Instruction: Without including any pictures, write out all the entries exactly.

··········

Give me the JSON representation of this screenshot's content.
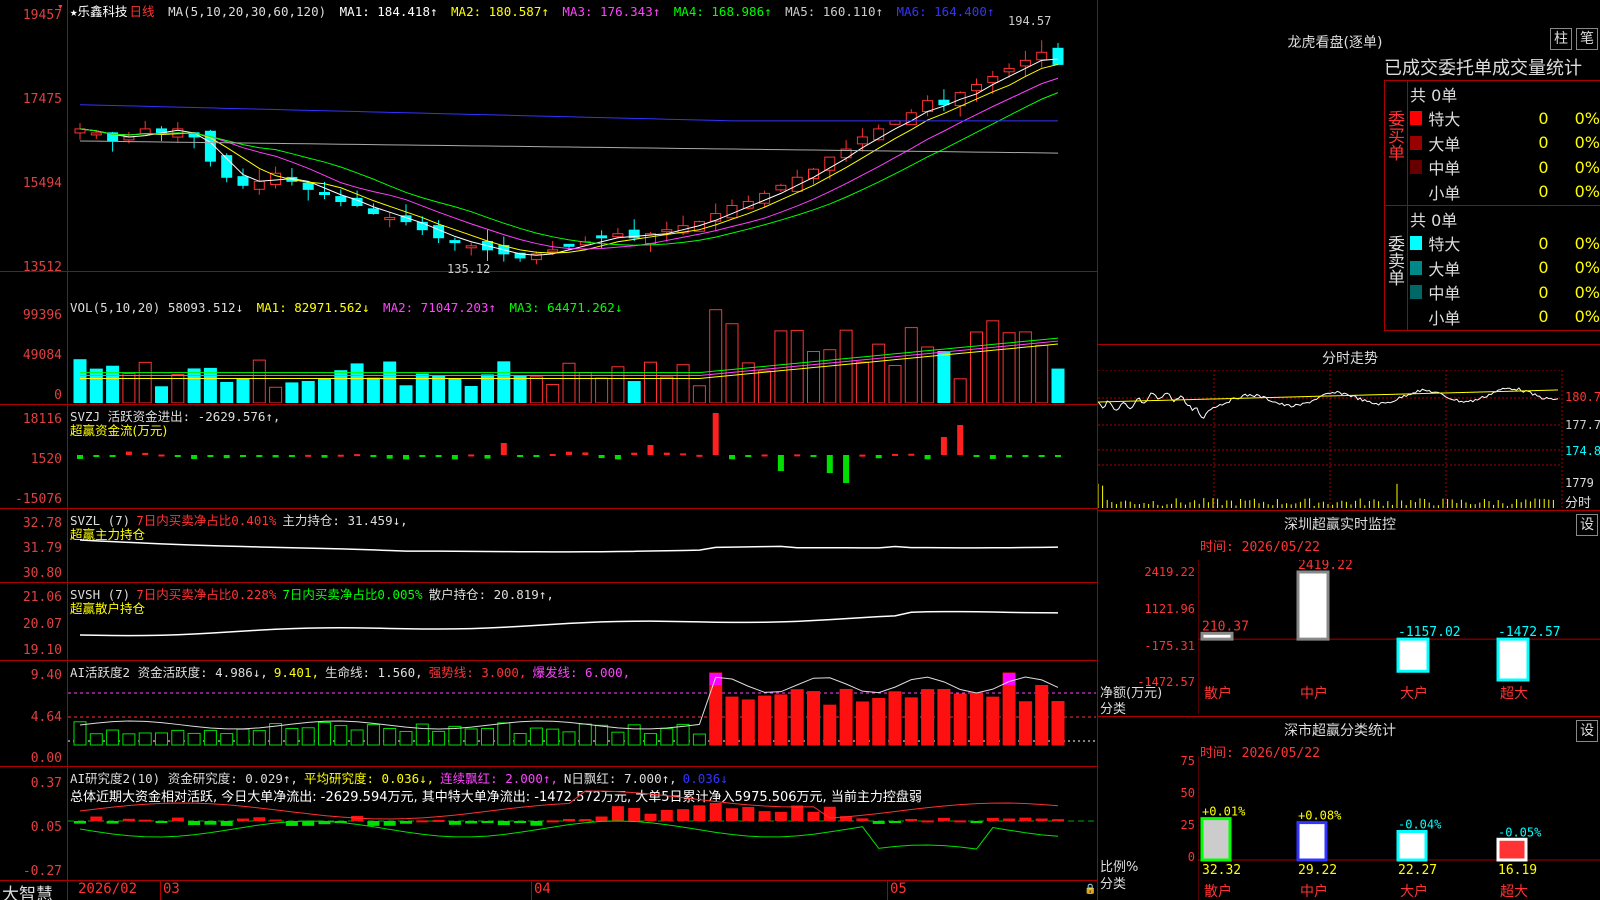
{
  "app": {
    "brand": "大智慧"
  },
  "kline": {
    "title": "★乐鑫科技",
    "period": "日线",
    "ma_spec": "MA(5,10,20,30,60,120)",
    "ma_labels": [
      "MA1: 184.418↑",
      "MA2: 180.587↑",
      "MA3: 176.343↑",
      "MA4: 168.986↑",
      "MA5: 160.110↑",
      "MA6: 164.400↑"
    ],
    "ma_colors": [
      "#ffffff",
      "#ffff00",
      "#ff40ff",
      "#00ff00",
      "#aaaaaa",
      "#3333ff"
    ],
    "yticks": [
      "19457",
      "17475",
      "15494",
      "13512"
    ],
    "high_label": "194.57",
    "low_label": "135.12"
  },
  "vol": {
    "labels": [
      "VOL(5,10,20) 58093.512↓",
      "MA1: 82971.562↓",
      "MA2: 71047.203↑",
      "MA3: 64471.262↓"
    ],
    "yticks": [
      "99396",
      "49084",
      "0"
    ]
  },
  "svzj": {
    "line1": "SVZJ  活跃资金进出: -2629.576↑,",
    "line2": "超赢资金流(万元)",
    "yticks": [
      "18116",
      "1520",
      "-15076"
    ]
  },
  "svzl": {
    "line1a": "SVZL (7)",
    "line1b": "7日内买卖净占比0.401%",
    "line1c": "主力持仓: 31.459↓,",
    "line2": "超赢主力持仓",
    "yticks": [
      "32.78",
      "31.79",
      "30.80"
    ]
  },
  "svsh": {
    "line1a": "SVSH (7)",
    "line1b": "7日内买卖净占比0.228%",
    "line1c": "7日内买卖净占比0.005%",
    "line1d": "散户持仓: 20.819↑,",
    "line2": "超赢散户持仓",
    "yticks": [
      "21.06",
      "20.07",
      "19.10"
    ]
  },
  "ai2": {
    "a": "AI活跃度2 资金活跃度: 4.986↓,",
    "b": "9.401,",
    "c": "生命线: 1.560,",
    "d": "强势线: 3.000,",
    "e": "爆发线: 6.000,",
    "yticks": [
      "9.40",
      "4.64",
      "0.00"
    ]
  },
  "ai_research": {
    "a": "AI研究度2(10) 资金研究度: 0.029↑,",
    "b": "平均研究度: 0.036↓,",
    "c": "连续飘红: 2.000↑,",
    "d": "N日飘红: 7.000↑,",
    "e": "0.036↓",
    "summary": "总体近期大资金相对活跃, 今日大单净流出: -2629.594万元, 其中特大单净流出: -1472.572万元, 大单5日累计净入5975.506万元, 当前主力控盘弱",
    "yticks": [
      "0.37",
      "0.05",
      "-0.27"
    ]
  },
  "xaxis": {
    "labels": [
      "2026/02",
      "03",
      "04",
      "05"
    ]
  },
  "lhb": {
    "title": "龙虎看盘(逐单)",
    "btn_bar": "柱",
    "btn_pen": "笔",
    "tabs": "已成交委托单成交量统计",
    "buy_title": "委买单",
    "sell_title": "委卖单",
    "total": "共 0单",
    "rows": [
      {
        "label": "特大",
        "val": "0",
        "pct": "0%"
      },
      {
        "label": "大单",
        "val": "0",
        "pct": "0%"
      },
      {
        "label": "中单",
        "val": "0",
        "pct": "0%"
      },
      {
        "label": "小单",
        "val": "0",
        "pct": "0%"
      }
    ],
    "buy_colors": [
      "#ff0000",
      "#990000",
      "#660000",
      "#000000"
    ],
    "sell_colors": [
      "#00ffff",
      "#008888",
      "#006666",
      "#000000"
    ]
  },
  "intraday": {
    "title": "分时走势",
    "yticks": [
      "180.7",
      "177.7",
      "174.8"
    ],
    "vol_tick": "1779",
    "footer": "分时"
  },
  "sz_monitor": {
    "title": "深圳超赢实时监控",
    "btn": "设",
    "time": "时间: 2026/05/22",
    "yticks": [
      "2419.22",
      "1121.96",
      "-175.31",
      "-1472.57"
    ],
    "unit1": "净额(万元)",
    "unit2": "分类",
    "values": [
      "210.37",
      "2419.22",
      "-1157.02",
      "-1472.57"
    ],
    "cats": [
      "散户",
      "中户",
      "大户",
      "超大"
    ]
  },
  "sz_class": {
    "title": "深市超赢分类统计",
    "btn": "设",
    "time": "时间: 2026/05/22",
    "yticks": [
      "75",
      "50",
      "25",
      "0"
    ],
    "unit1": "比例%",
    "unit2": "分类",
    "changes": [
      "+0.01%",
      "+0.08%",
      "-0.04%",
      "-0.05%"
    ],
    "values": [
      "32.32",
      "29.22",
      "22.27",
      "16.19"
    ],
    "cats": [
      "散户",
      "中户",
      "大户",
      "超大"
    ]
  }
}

··········

Complete response:
Give me the JSON representation of this screenshot's content.
{
  "app": {
    "brand": "大智慧"
  },
  "kline": {
    "title": "★乐鑫科技",
    "period": "日线",
    "ma_spec": "MA(5,10,20,30,60,120)",
    "ma_labels": [
      "MA1: 184.418↑",
      "MA2: 180.587↑",
      "MA3: 176.343↑",
      "MA4: 168.986↑",
      "MA5: 160.110↑",
      "MA6: 164.400↑"
    ],
    "ma_colors": [
      "#ffffff",
      "#ffff00",
      "#ff40ff",
      "#00ff00",
      "#aaaaaa",
      "#3333ff"
    ],
    "yticks": [
      "19457",
      "17475",
      "15494",
      "13512"
    ],
    "high_label": "194.57",
    "low_label": "135.12"
  },
  "vol": {
    "labels": [
      "VOL(5,10,20) 58093.512↓",
      "MA1: 82971.562↓",
      "MA2: 71047.203↑",
      "MA3: 64471.262↓"
    ],
    "yticks": [
      "99396",
      "49084",
      "0"
    ]
  },
  "svzj": {
    "line1": "SVZJ  活跃资金进出: -2629.576↑,",
    "line2": "超赢资金流(万元)",
    "yticks": [
      "18116",
      "1520",
      "-15076"
    ]
  },
  "svzl": {
    "line1a": "SVZL (7)",
    "line1b": "7日内买卖净占比0.401%",
    "line1c": "主力持仓: 31.459↓,",
    "line2": "超赢主力持仓",
    "yticks": [
      "32.78",
      "31.79",
      "30.80"
    ]
  },
  "svsh": {
    "line1a": "SVSH (7)",
    "line1b": "7日内买卖净占比0.228%",
    "line1c": "7日内买卖净占比0.005%",
    "line1d": "散户持仓: 20.819↑,",
    "line2": "超赢散户持仓",
    "yticks": [
      "21.06",
      "20.07",
      "19.10"
    ]
  },
  "ai2": {
    "a": "AI活跃度2 资金活跃度: 4.986↓,",
    "b": "9.401,",
    "c": "生命线: 1.560,",
    "d": "强势线: 3.000,",
    "e": "爆发线: 6.000,",
    "yticks": [
      "9.40",
      "4.64",
      "0.00"
    ]
  },
  "ai_research": {
    "a": "AI研究度2(10) 资金研究度: 0.029↑,",
    "b": "平均研究度: 0.036↓,",
    "c": "连续飘红: 2.000↑,",
    "d": "N日飘红: 7.000↑,",
    "e": "0.036↓",
    "summary": "总体近期大资金相对活跃, 今日大单净流出: -2629.594万元, 其中特大单净流出: -1472.572万元, 大单5日累计净入5975.506万元, 当前主力控盘弱",
    "yticks": [
      "0.37",
      "0.05",
      "-0.27"
    ]
  },
  "xaxis": {
    "labels": [
      "2026/02",
      "03",
      "04",
      "05"
    ]
  },
  "lhb": {
    "title": "龙虎看盘(逐单)",
    "btn_bar": "柱",
    "btn_pen": "笔",
    "tabs": "已成交委托单成交量统计",
    "buy_title": "委买单",
    "sell_title": "委卖单",
    "total": "共 0单",
    "rows": [
      {
        "label": "特大",
        "val": "0",
        "pct": "0%"
      },
      {
        "label": "大单",
        "val": "0",
        "pct": "0%"
      },
      {
        "label": "中单",
        "val": "0",
        "pct": "0%"
      },
      {
        "label": "小单",
        "val": "0",
        "pct": "0%"
      }
    ],
    "buy_colors": [
      "#ff0000",
      "#990000",
      "#660000",
      "#000000"
    ],
    "sell_colors": [
      "#00ffff",
      "#008888",
      "#006666",
      "#000000"
    ]
  },
  "intraday": {
    "title": "分时走势",
    "yticks": [
      "180.7",
      "177.7",
      "174.8"
    ],
    "vol_tick": "1779",
    "footer": "分时"
  },
  "sz_monitor": {
    "title": "深圳超赢实时监控",
    "btn": "设",
    "time": "时间: 2026/05/22",
    "yticks": [
      "2419.22",
      "1121.96",
      "-175.31",
      "-1472.57"
    ],
    "unit1": "净额(万元)",
    "unit2": "分类",
    "values": [
      "210.37",
      "2419.22",
      "-1157.02",
      "-1472.57"
    ],
    "cats": [
      "散户",
      "中户",
      "大户",
      "超大"
    ]
  },
  "sz_class": {
    "title": "深市超赢分类统计",
    "btn": "设",
    "time": "时间: 2026/05/22",
    "yticks": [
      "75",
      "50",
      "25",
      "0"
    ],
    "unit1": "比例%",
    "unit2": "分类",
    "changes": [
      "+0.01%",
      "+0.08%",
      "-0.04%",
      "-0.05%"
    ],
    "values": [
      "32.32",
      "29.22",
      "22.27",
      "16.19"
    ],
    "cats": [
      "散户",
      "中户",
      "大户",
      "超大"
    ]
  }
}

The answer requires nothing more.